### BRIEF
Write out the whole listing again, exactly.

(Dataset entries)
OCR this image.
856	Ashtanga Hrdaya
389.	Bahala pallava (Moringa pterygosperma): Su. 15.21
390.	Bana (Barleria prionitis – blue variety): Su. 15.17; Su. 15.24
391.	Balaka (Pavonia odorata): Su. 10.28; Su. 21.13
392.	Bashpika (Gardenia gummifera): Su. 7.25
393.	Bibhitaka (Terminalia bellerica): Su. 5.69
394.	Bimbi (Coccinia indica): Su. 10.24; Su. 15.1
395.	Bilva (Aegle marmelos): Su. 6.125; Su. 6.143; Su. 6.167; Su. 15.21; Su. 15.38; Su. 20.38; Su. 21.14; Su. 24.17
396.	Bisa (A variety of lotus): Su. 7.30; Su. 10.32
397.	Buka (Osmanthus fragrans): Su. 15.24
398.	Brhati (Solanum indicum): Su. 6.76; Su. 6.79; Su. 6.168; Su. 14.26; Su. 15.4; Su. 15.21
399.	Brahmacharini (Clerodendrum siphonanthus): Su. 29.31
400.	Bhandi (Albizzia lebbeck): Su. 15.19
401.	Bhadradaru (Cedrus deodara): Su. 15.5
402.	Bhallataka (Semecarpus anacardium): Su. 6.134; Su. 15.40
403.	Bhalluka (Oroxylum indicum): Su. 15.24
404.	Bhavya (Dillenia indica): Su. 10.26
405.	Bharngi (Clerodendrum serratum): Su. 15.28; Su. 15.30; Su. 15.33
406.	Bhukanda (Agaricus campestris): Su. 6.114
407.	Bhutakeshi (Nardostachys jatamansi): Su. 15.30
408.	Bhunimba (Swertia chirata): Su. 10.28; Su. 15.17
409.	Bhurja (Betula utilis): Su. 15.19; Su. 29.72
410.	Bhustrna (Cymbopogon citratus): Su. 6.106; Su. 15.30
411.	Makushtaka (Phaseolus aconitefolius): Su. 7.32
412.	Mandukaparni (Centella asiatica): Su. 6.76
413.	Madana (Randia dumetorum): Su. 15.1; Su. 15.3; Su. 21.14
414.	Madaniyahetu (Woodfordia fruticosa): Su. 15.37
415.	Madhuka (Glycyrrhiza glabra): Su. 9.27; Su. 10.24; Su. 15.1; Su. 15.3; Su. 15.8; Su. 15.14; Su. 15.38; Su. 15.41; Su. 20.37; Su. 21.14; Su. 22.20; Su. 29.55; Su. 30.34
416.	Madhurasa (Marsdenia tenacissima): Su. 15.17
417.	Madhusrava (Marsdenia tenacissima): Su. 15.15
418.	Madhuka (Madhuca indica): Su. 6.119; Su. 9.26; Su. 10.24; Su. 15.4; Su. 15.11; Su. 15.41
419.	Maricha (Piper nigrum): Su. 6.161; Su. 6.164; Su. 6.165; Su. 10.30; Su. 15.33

### ANSWER FOR THE TASK
OCR this image.
856	Ashtanga Hrdaya
389.	Bahala pallava (Moringa pterygosperma): Su. 15.21
390.	Bana (Barleria prionitis – blue variety): Su. 15.17; Su. 15.24
391.	Balaka (Pavonia odorata): Su. 10.28; Su. 21.13
392.	Bashpika (Gardenia gummifera): Su. 7.25
393.	Bibhitaka (Terminalia bellerica): Su. 5.69
394.	Bimbi (Coccinia indica): Su. 10.24; Su. 15.1
395.	Bilva (Aegle marmelos): Su. 6.125; Su. 6.143; Su. 6.167; Su. 15.21; Su. 15.38; Su. 20.38; Su. 21.14; Su. 24.17
396.	Bisa (A variety of lotus): Su. 7.30; Su. 10.32
397.	Buka (Osmanthus fragrans): Su. 15.24
398.	Brhati (Solanum indicum): Su. 6.76; Su. 6.79; Su. 6.168; Su. 14.26; Su. 15.4; Su. 15.21
399.	Brahmacharini (Clerodendrum siphonanthus): Su. 29.31
400.	Bhandi (Albizzia lebbeck): Su. 15.19
401.	Bhadradaru (Cedrus deodara): Su. 15.5
402.	Bhallataka (Semecarpus anacardium): Su. 6.134; Su. 15.40
403.	Bhalluka (Oroxylum indicum): Su. 15.24
404.	Bhavya (Dillenia indica): Su. 10.26
405.	Bharngi (Clerodendrum serratum): Su. 15.28; Su. 15.30; Su. 15.33
406.	Bhukanda (Agaricus campestris): Su. 6.114
407.	Bhutakeshi (Nardostachys jatamansi): Su. 15.30
408.	Bhunimba (Swertia chirata): Su. 10.28; Su. 15.17
409.	Bhurja (Betula utilis): Su. 15.19; Su. 29.72
410.	Bhustrna (Cymbopogon citratus): Su. 6.106; Su. 15.30
411.	Makushtaka (Phaseolus aconitefolius): Su. 7.32
412.	Mandukaparni (Centella asiatica): Su. 6.76
413.	Madana (Randia dumetorum): Su. 15.1; Su. 15.3; Su. 21.14
414.	Madaniyahetu (Woodfordia fruticosa): Su. 15.37
415.	Madhuka (Glycyrrhiza glabra): Su. 9.27; Su. 10.24; Su. 15.1; Su. 15.3; Su. 15.8; Su. 15.14; Su. 15.38; Su. 15.41; Su. 20.37; Su. 21.14; Su. 22.20; Su. 29.55; Su. 30.34
416.	Madhurasa (Marsdenia tenacissima): Su. 15.17
417.	Madhusrava (Marsdenia tenacissima): Su. 15.15
418.	Madhuka (Madhuca indica): Su. 6.119; Su. 9.26; Su. 10.24; Su. 15.4; Su. 15.11; Su. 15.41
419.	Maricha (Piper nigrum): Su. 6.161; Su. 6.164; Su. 6.165; Su. 10.30; Su. 15.33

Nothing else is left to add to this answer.